==== DATA SUPPLIED ====
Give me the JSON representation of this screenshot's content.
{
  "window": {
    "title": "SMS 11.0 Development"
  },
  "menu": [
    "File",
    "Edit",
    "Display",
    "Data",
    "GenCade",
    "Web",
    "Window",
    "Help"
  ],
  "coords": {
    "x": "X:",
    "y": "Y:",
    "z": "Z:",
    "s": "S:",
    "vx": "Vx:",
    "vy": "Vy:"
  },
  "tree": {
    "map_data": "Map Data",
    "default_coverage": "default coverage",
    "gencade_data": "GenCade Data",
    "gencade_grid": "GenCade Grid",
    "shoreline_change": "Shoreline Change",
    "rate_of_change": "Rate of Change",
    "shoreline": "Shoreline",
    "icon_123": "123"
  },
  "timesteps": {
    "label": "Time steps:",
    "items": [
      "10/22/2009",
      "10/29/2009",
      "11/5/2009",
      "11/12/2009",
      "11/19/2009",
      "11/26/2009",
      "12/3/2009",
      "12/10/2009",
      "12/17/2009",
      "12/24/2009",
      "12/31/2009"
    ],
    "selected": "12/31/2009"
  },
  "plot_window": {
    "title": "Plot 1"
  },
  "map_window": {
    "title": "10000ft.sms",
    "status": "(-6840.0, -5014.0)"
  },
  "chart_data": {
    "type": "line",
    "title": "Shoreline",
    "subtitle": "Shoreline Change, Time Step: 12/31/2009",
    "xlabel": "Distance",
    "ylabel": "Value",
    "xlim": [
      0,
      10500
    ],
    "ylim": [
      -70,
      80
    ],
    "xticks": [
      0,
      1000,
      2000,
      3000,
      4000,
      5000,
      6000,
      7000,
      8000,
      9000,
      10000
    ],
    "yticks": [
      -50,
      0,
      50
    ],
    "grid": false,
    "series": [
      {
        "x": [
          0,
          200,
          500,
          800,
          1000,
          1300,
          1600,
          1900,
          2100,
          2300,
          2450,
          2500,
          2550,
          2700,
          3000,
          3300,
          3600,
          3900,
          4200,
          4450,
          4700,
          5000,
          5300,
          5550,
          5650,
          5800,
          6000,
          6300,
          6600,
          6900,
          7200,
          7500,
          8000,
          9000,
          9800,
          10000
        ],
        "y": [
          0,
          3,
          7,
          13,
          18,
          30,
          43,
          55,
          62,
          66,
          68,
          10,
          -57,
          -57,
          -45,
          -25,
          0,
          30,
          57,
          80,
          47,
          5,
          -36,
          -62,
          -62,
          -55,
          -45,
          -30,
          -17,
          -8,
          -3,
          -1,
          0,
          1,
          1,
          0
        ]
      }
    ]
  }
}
====
▸ **WRITTEN INSTRUCTION**
Without leaving anything out, give the entries again exactly.

▸ **OUTPUT**
Give me the JSON representation of this screenshot's content.
{
  "window": {
    "title": "SMS 11.0 Development"
  },
  "menu": [
    "File",
    "Edit",
    "Display",
    "Data",
    "GenCade",
    "Web",
    "Window",
    "Help"
  ],
  "coords": {
    "x": "X:",
    "y": "Y:",
    "z": "Z:",
    "s": "S:",
    "vx": "Vx:",
    "vy": "Vy:"
  },
  "tree": {
    "map_data": "Map Data",
    "default_coverage": "default coverage",
    "gencade_data": "GenCade Data",
    "gencade_grid": "GenCade Grid",
    "shoreline_change": "Shoreline Change",
    "rate_of_change": "Rate of Change",
    "shoreline": "Shoreline",
    "icon_123": "123"
  },
  "timesteps": {
    "label": "Time steps:",
    "items": [
      "10/22/2009",
      "10/29/2009",
      "11/5/2009",
      "11/12/2009",
      "11/19/2009",
      "11/26/2009",
      "12/3/2009",
      "12/10/2009",
      "12/17/2009",
      "12/24/2009",
      "12/31/2009"
    ],
    "selected": "12/31/2009"
  },
  "plot_window": {
    "title": "Plot 1"
  },
  "map_window": {
    "title": "10000ft.sms",
    "status": "(-6840.0, -5014.0)"
  },
  "chart_data": {
    "type": "line",
    "title": "Shoreline",
    "subtitle": "Shoreline Change, Time Step: 12/31/2009",
    "xlabel": "Distance",
    "ylabel": "Value",
    "xlim": [
      0,
      10500
    ],
    "ylim": [
      -70,
      80
    ],
    "xticks": [
      0,
      1000,
      2000,
      3000,
      4000,
      5000,
      6000,
      7000,
      8000,
      9000,
      10000
    ],
    "yticks": [
      -50,
      0,
      50
    ],
    "grid": false,
    "series": [
      {
        "x": [
          0,
          200,
          500,
          800,
          1000,
          1300,
          1600,
          1900,
          2100,
          2300,
          2450,
          2500,
          2550,
          2700,
          3000,
          3300,
          3600,
          3900,
          4200,
          4450,
          4700,
          5000,
          5300,
          5550,
          5650,
          5800,
          6000,
          6300,
          6600,
          6900,
          7200,
          7500,
          8000,
          9000,
          9800,
          10000
        ],
        "y": [
          0,
          3,
          7,
          13,
          18,
          30,
          43,
          55,
          62,
          66,
          68,
          10,
          -57,
          -57,
          -45,
          -25,
          0,
          30,
          57,
          80,
          47,
          5,
          -36,
          -62,
          -62,
          -55,
          -45,
          -30,
          -17,
          -8,
          -3,
          -1,
          0,
          1,
          1,
          0
        ]
      }
    ]
  }
}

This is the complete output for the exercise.